** Provided information **
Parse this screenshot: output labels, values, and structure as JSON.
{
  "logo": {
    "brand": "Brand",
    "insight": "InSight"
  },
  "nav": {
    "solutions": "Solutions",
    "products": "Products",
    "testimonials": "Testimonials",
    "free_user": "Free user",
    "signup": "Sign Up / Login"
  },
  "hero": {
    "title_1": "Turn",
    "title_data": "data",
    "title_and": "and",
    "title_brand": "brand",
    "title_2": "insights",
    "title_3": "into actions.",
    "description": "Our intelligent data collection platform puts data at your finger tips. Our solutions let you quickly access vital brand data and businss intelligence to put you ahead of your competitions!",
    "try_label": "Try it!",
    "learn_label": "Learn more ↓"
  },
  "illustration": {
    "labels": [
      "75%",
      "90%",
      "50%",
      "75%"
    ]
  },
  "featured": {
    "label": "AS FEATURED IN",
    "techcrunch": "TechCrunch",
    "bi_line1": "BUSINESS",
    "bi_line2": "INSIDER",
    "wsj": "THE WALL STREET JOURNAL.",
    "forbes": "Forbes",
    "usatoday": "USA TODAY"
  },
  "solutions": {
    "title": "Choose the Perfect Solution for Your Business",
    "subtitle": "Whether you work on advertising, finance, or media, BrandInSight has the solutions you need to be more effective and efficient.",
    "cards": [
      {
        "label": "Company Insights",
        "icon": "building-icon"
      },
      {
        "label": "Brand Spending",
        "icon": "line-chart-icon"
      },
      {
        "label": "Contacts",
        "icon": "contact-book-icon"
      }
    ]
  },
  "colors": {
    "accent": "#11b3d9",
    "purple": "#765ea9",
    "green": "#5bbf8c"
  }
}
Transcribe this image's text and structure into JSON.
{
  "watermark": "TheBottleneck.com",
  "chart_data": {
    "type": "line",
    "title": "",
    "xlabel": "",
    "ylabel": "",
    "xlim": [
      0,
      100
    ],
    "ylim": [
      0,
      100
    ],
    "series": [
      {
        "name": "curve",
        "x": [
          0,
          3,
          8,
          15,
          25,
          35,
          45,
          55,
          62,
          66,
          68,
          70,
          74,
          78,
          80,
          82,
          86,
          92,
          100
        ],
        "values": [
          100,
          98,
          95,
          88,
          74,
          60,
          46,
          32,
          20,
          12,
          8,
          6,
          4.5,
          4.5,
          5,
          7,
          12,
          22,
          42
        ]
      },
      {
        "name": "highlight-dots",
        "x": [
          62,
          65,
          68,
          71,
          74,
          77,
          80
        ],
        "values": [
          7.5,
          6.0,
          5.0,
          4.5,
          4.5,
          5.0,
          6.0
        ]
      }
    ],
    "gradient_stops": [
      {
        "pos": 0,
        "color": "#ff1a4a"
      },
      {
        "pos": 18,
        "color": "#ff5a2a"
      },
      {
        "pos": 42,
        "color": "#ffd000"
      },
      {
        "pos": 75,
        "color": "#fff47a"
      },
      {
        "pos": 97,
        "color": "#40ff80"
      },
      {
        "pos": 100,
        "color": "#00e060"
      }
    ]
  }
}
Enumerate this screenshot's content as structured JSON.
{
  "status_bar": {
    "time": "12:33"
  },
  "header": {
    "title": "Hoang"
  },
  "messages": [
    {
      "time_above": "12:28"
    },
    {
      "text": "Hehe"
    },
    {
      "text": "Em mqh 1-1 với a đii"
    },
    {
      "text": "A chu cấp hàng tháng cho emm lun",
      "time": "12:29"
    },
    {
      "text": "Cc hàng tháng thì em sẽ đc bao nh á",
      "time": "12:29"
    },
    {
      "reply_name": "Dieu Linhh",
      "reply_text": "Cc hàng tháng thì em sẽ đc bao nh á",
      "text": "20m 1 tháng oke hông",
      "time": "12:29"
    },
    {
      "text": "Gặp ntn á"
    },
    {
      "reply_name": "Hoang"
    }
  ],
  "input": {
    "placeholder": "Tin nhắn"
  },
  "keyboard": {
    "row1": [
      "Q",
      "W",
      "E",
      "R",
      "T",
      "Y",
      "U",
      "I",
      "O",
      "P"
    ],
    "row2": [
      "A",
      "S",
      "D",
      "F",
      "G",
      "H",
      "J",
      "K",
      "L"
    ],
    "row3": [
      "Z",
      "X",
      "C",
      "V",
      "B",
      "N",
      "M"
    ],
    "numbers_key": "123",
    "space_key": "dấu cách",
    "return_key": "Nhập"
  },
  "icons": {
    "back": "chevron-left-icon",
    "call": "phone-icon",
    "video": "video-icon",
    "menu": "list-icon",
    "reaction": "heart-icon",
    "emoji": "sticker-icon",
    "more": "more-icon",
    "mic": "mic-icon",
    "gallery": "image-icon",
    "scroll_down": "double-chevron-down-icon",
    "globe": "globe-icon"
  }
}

** Written problem **
Reproduce all data above, unchanged.

** Solved exercise **
Parse this screenshot: output labels, values, and structure as JSON.
{
  "logo": {
    "brand": "Brand",
    "insight": "InSight"
  },
  "nav": {
    "solutions": "Solutions",
    "products": "Products",
    "testimonials": "Testimonials",
    "free_user": "Free user",
    "signup": "Sign Up / Login"
  },
  "hero": {
    "title_1": "Turn",
    "title_data": "data",
    "title_and": "and",
    "title_brand": "brand",
    "title_2": "insights",
    "title_3": "into actions.",
    "description": "Our intelligent data collection platform puts data at your finger tips. Our solutions let you quickly access vital brand data and businss intelligence to put you ahead of your competitions!",
    "try_label": "Try it!",
    "learn_label": "Learn more ↓"
  },
  "illustration": {
    "labels": [
      "75%",
      "90%",
      "50%",
      "75%"
    ]
  },
  "featured": {
    "label": "AS FEATURED IN",
    "techcrunch": "TechCrunch",
    "bi_line1": "BUSINESS",
    "bi_line2": "INSIDER",
    "wsj": "THE WALL STREET JOURNAL.",
    "forbes": "Forbes",
    "usatoday": "USA TODAY"
  },
  "solutions": {
    "title": "Choose the Perfect Solution for Your Business",
    "subtitle": "Whether you work on advertising, finance, or media, BrandInSight has the solutions you need to be more effective and efficient.",
    "cards": [
      {
        "label": "Company Insights",
        "icon": "building-icon"
      },
      {
        "label": "Brand Spending",
        "icon": "line-chart-icon"
      },
      {
        "label": "Contacts",
        "icon": "contact-book-icon"
      }
    ]
  },
  "colors": {
    "accent": "#11b3d9",
    "purple": "#765ea9",
    "green": "#5bbf8c"
  }
}
Transcribe this image's text and structure into JSON.
{
  "watermark": "TheBottleneck.com",
  "chart_data": {
    "type": "line",
    "title": "",
    "xlabel": "",
    "ylabel": "",
    "xlim": [
      0,
      100
    ],
    "ylim": [
      0,
      100
    ],
    "series": [
      {
        "name": "curve",
        "x": [
          0,
          3,
          8,
          15,
          25,
          35,
          45,
          55,
          62,
          66,
          68,
          70,
          74,
          78,
          80,
          82,
          86,
          92,
          100
        ],
        "values": [
          100,
          98,
          95,
          88,
          74,
          60,
          46,
          32,
          20,
          12,
          8,
          6,
          4.5,
          4.5,
          5,
          7,
          12,
          22,
          42
        ]
      },
      {
        "name": "highlight-dots",
        "x": [
          62,
          65,
          68,
          71,
          74,
          77,
          80
        ],
        "values": [
          7.5,
          6.0,
          5.0,
          4.5,
          4.5,
          5.0,
          6.0
        ]
      }
    ],
    "gradient_stops": [
      {
        "pos": 0,
        "color": "#ff1a4a"
      },
      {
        "pos": 18,
        "color": "#ff5a2a"
      },
      {
        "pos": 42,
        "color": "#ffd000"
      },
      {
        "pos": 75,
        "color": "#fff47a"
      },
      {
        "pos": 97,
        "color": "#40ff80"
      },
      {
        "pos": 100,
        "color": "#00e060"
      }
    ]
  }
}
Enumerate this screenshot's content as structured JSON.
{
  "status_bar": {
    "time": "12:33"
  },
  "header": {
    "title": "Hoang"
  },
  "messages": [
    {
      "time_above": "12:28"
    },
    {
      "text": "Hehe"
    },
    {
      "text": "Em mqh 1-1 với a đii"
    },
    {
      "text": "A chu cấp hàng tháng cho emm lun",
      "time": "12:29"
    },
    {
      "text": "Cc hàng tháng thì em sẽ đc bao nh á",
      "time": "12:29"
    },
    {
      "reply_name": "Dieu Linhh",
      "reply_text": "Cc hàng tháng thì em sẽ đc bao nh á",
      "text": "20m 1 tháng oke hông",
      "time": "12:29"
    },
    {
      "text": "Gặp ntn á"
    },
    {
      "reply_name": "Hoang"
    }
  ],
  "input": {
    "placeholder": "Tin nhắn"
  },
  "keyboard": {
    "row1": [
      "Q",
      "W",
      "E",
      "R",
      "T",
      "Y",
      "U",
      "I",
      "O",
      "P"
    ],
    "row2": [
      "A",
      "S",
      "D",
      "F",
      "G",
      "H",
      "J",
      "K",
      "L"
    ],
    "row3": [
      "Z",
      "X",
      "C",
      "V",
      "B",
      "N",
      "M"
    ],
    "numbers_key": "123",
    "space_key": "dấu cách",
    "return_key": "Nhập"
  },
  "icons": {
    "back": "chevron-left-icon",
    "call": "phone-icon",
    "video": "video-icon",
    "menu": "list-icon",
    "reaction": "heart-icon",
    "emoji": "sticker-icon",
    "more": "more-icon",
    "mic": "mic-icon",
    "gallery": "image-icon",
    "scroll_down": "double-chevron-down-icon",
    "globe": "globe-icon"
  }
}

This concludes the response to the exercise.